▶ _Exercise_
Give only the number of lines in the data that include the string "dokończenie".

Saved entries:
※

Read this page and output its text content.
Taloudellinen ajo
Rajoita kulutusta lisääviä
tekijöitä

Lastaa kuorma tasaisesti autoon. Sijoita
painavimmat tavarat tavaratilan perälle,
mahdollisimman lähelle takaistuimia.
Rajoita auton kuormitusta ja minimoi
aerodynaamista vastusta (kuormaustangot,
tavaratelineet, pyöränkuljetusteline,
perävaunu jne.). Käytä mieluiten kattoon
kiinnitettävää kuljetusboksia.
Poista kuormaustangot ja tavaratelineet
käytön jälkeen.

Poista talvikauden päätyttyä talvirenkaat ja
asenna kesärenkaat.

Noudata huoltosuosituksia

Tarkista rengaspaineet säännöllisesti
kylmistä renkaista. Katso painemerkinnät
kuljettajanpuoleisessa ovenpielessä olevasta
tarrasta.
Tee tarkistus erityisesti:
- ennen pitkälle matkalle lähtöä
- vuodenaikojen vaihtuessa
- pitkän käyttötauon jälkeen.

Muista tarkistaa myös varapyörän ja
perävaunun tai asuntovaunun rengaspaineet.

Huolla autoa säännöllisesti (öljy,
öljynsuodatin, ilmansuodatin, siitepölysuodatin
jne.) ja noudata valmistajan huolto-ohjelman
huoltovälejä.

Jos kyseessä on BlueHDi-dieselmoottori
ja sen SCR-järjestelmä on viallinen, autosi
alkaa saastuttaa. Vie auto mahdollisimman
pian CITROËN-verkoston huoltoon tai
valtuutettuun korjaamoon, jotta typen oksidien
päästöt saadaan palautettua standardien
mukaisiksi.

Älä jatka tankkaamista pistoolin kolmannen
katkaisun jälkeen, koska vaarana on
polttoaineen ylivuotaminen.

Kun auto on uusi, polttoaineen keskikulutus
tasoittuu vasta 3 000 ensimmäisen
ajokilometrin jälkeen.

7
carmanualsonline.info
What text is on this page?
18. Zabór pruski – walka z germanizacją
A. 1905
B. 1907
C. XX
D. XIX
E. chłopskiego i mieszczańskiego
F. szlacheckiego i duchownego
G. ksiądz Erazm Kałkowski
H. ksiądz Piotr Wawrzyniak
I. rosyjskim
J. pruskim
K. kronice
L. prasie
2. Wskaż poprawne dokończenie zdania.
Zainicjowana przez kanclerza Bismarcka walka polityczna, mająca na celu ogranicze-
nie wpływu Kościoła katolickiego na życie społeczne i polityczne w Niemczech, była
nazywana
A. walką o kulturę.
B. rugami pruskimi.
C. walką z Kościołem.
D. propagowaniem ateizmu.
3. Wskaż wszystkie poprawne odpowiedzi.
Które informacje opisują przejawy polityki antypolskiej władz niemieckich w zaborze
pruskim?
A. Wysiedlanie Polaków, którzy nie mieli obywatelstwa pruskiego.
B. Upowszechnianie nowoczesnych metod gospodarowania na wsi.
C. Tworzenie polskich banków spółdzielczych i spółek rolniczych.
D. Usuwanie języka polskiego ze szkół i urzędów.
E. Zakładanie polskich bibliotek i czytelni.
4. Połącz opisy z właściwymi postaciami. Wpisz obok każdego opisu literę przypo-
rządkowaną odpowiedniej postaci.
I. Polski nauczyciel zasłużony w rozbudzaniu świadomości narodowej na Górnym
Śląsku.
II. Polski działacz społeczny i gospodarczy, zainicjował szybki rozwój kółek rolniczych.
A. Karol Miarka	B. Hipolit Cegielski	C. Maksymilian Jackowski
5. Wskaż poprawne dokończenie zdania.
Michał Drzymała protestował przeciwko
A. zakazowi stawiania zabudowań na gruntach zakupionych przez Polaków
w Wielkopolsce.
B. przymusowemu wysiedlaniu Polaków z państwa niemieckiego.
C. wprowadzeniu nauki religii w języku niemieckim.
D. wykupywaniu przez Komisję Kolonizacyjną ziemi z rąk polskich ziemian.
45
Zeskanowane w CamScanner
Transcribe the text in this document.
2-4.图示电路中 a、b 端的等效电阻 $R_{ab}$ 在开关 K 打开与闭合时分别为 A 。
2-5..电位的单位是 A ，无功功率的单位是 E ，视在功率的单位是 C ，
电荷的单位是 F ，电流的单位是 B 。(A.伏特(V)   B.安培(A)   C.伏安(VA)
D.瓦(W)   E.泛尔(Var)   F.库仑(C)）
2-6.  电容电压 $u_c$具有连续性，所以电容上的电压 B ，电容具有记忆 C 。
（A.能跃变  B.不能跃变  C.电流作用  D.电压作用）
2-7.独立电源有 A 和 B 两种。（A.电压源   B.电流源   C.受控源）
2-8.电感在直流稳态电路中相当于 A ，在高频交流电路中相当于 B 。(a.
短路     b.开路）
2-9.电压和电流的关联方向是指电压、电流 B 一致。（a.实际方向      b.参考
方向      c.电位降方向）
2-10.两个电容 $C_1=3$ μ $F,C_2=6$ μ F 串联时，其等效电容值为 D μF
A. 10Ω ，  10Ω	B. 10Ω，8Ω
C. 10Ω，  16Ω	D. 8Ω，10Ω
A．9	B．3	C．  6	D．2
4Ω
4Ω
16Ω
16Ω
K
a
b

※

▶ _Result for this exercise_
2